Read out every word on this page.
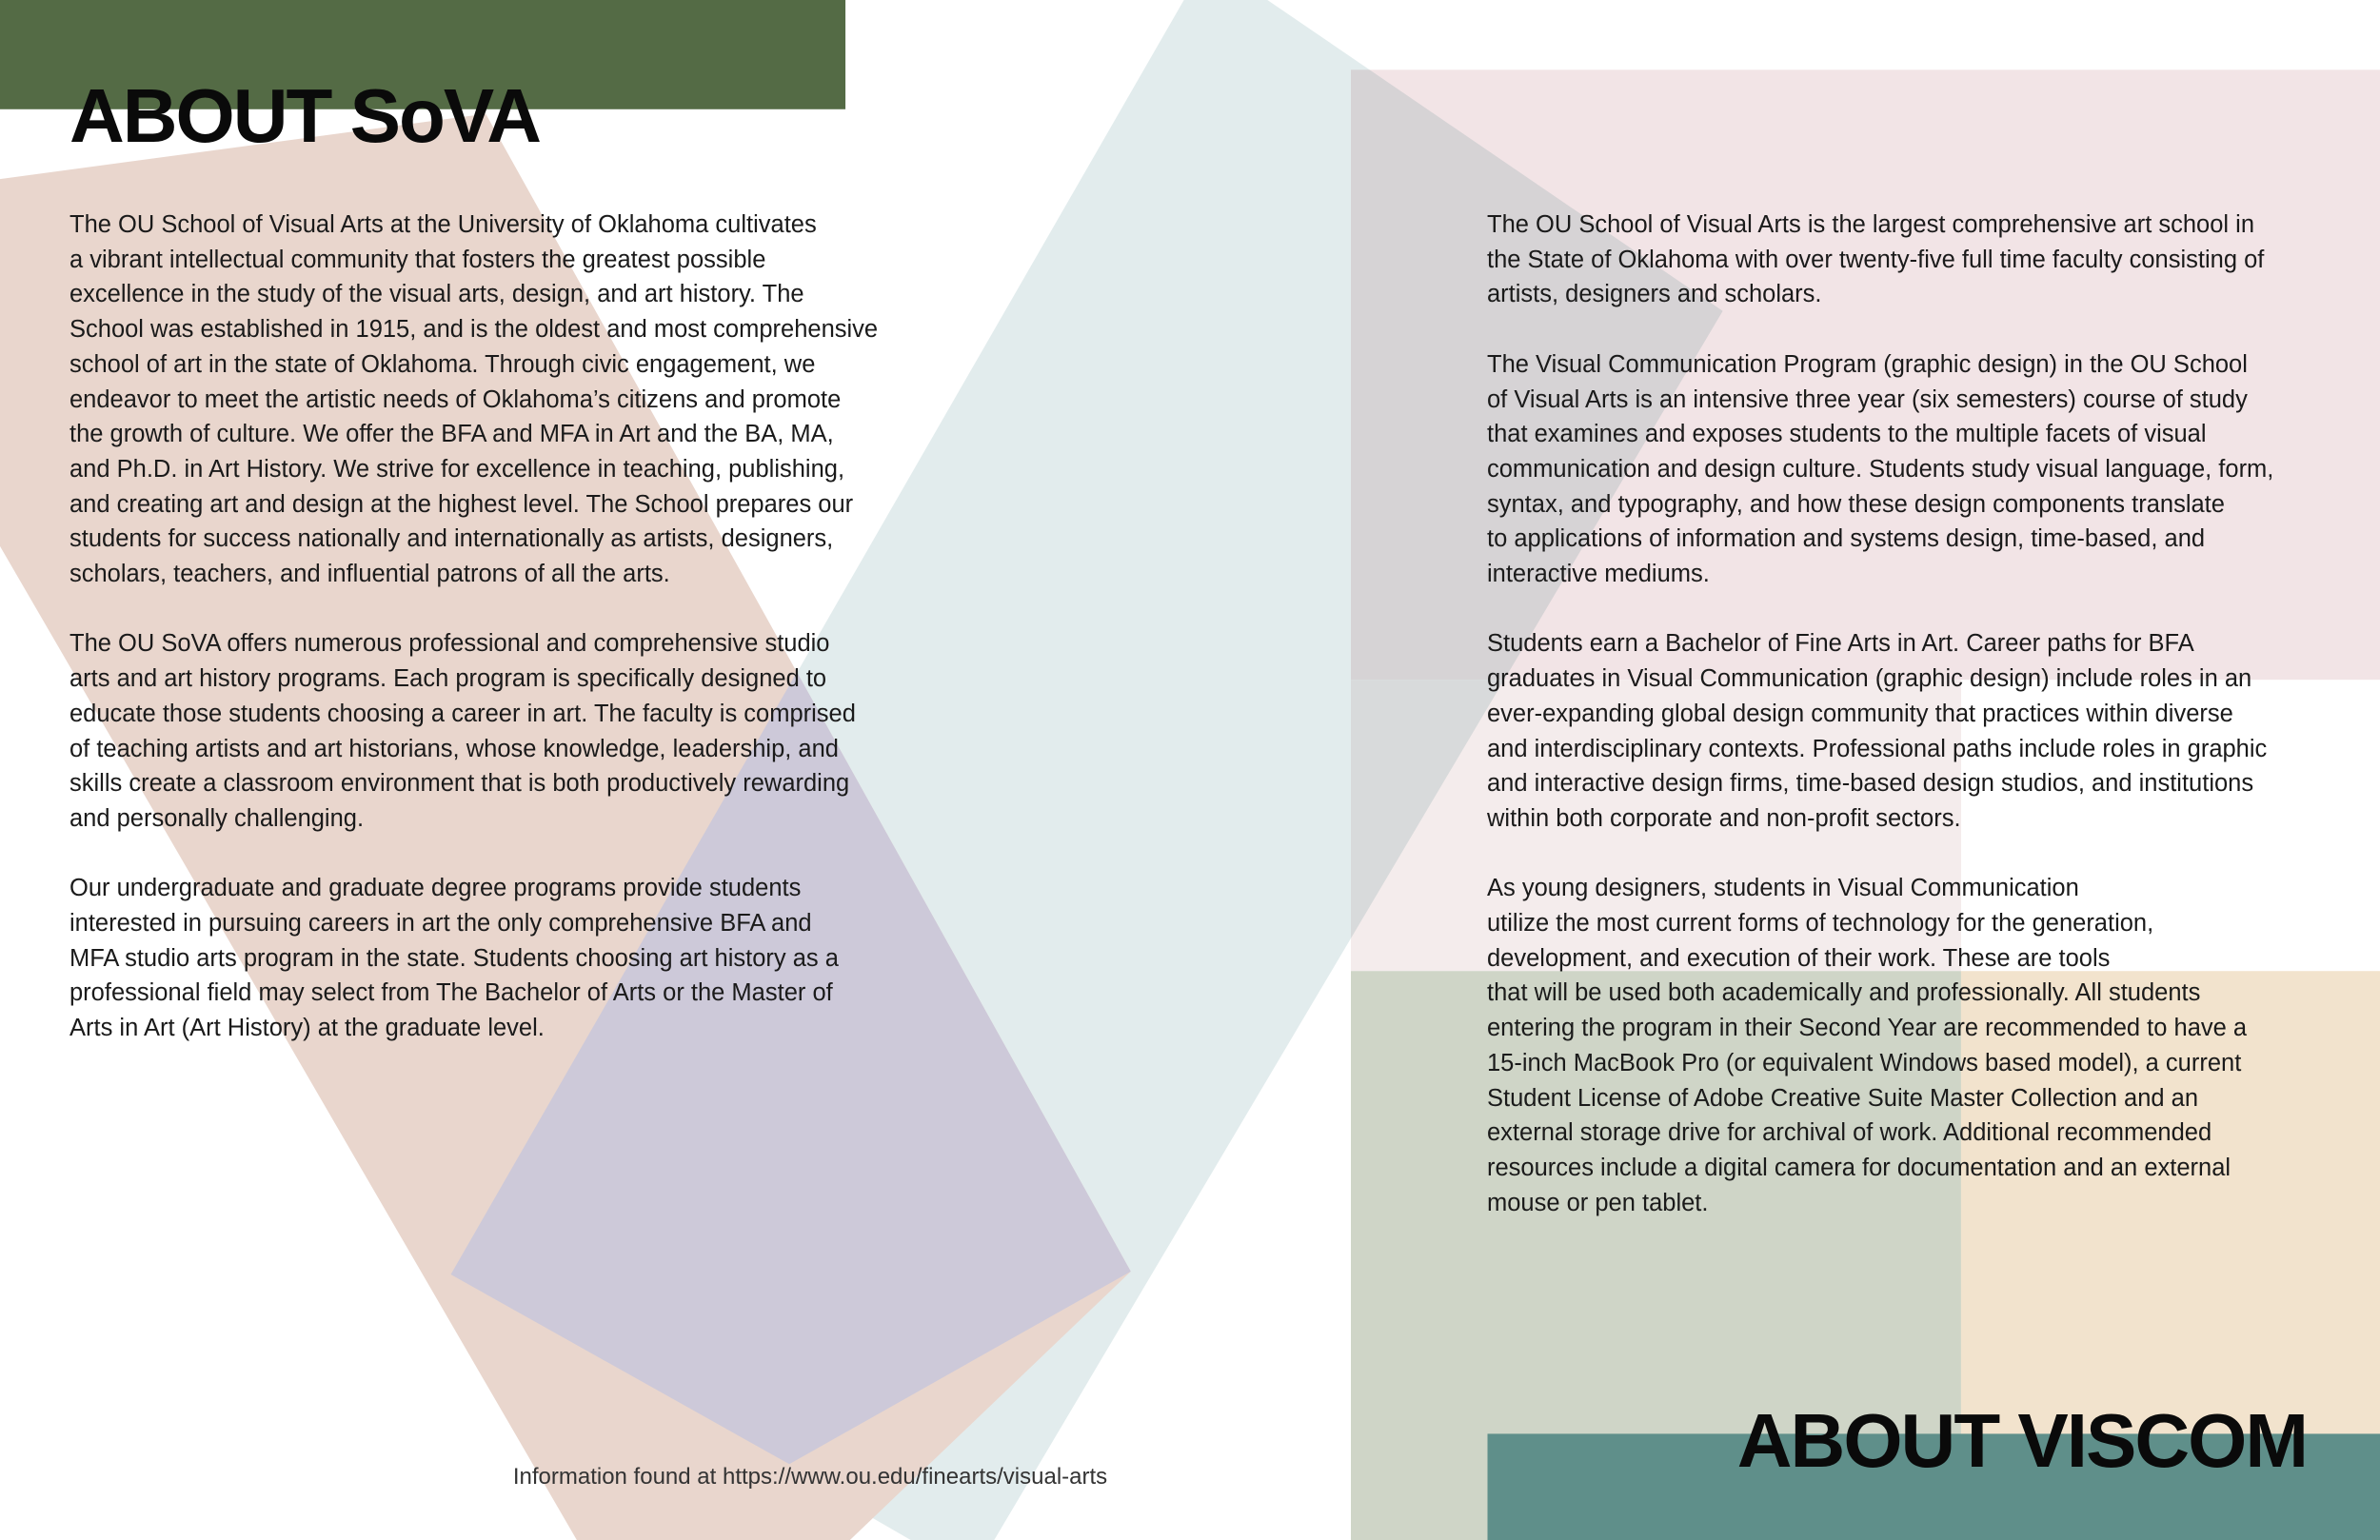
ABOUT SoVA

The OU School of Visual Arts at the University of Oklahoma cultivates
a vibrant intellectual community that fosters the greatest possible
excellence in the study of the visual arts, design, and art history. The
School was established in 1915, and is the oldest and most comprehensive
school of art in the state of Oklahoma. Through civic engagement, we
endeavor to meet the artistic needs of Oklahoma’s citizens and promote
the growth of culture. We offer the BFA and MFA in Art and the BA, MA,
and Ph.D. in Art History. We strive for excellence in teaching, publishing,
and creating art and design at the highest level. The School prepares our
students for success nationally and internationally as artists, designers,
scholars, teachers, and influential patrons of all the arts.

The OU SoVA offers numerous professional and comprehensive studio
arts and art history programs. Each program is specifically designed to
educate those students choosing a career in art. The faculty is comprised
of teaching artists and art historians, whose knowledge, leadership, and
skills create a classroom environment that is both productively rewarding
and personally challenging.

Our undergraduate and graduate degree programs provide students
interested in pursuing careers in art the only comprehensive BFA and
MFA studio arts program in the state. Students choosing art history as a
professional field may select from The Bachelor of Arts or the Master of
Arts in Art (Art History) at the graduate level.

The OU School of Visual Arts is the largest comprehensive art school in
the State of Oklahoma with over twenty-five full time faculty consisting of
artists, designers and scholars.

The Visual Communication Program (graphic design) in the OU School
of Visual Arts is an intensive three year (six semesters) course of study
that examines and exposes students to the multiple facets of visual
communication and design culture. Students study visual language, form,
syntax, and typography, and how these design components translate
to applications of information and systems design, time-based, and
interactive mediums.

Students earn a Bachelor of Fine Arts in Art. Career paths for BFA
graduates in Visual Communication (graphic design) include roles in an
ever-expanding global design community that practices within diverse
and interdisciplinary contexts. Professional paths include roles in graphic
and interactive design firms, time-based design studios, and institutions
within both corporate and non-profit sectors.

As young designers, students in Visual Communication
utilize the most current forms of technology for the generation,
development, and execution of their work. These are tools
that will be used both academically and professionally. All students
entering the program in their Second Year are recommended to have a
15-inch MacBook Pro (or equivalent Windows based model), a current
Student License of Adobe Creative Suite Master Collection and an
external storage drive for archival of work. Additional recommended
resources include a digital camera for documentation and an external
mouse or pen tablet.

ABOUT VISCOM
Information found at https://www.ou.edu/finearts/visual-arts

→ TO DO: All of the records need repeating exactly, except for the pictures.

→ COMPLETE OUTPUT:
Read out every word on this page.
ABOUT SoVA

The OU School of Visual Arts at the University of Oklahoma cultivates
a vibrant intellectual community that fosters the greatest possible
excellence in the study of the visual arts, design, and art history. The
School was established in 1915, and is the oldest and most comprehensive
school of art in the state of Oklahoma. Through civic engagement, we
endeavor to meet the artistic needs of Oklahoma’s citizens and promote
the growth of culture. We offer the BFA and MFA in Art and the BA, MA,
and Ph.D. in Art History. We strive for excellence in teaching, publishing,
and creating art and design at the highest level. The School prepares our
students for success nationally and internationally as artists, designers,
scholars, teachers, and influential patrons of all the arts.

The OU SoVA offers numerous professional and comprehensive studio
arts and art history programs. Each program is specifically designed to
educate those students choosing a career in art. The faculty is comprised
of teaching artists and art historians, whose knowledge, leadership, and
skills create a classroom environment that is both productively rewarding
and personally challenging.

Our undergraduate and graduate degree programs provide students
interested in pursuing careers in art the only comprehensive BFA and
MFA studio arts program in the state. Students choosing art history as a
professional field may select from The Bachelor of Arts or the Master of
Arts in Art (Art History) at the graduate level.

The OU School of Visual Arts is the largest comprehensive art school in
the State of Oklahoma with over twenty-five full time faculty consisting of
artists, designers and scholars.

The Visual Communication Program (graphic design) in the OU School
of Visual Arts is an intensive three year (six semesters) course of study
that examines and exposes students to the multiple facets of visual
communication and design culture. Students study visual language, form,
syntax, and typography, and how these design components translate
to applications of information and systems design, time-based, and
interactive mediums.

Students earn a Bachelor of Fine Arts in Art. Career paths for BFA
graduates in Visual Communication (graphic design) include roles in an
ever-expanding global design community that practices within diverse
and interdisciplinary contexts. Professional paths include roles in graphic
and interactive design firms, time-based design studios, and institutions
within both corporate and non-profit sectors.

As young designers, students in Visual Communication
utilize the most current forms of technology for the generation,
development, and execution of their work. These are tools
that will be used both academically and professionally. All students
entering the program in their Second Year are recommended to have a
15-inch MacBook Pro (or equivalent Windows based model), a current
Student License of Adobe Creative Suite Master Collection and an
external storage drive for archival of work. Additional recommended
resources include a digital camera for documentation and an external
mouse or pen tablet.

ABOUT VISCOM
Information found at https://www.ou.edu/finearts/visual-arts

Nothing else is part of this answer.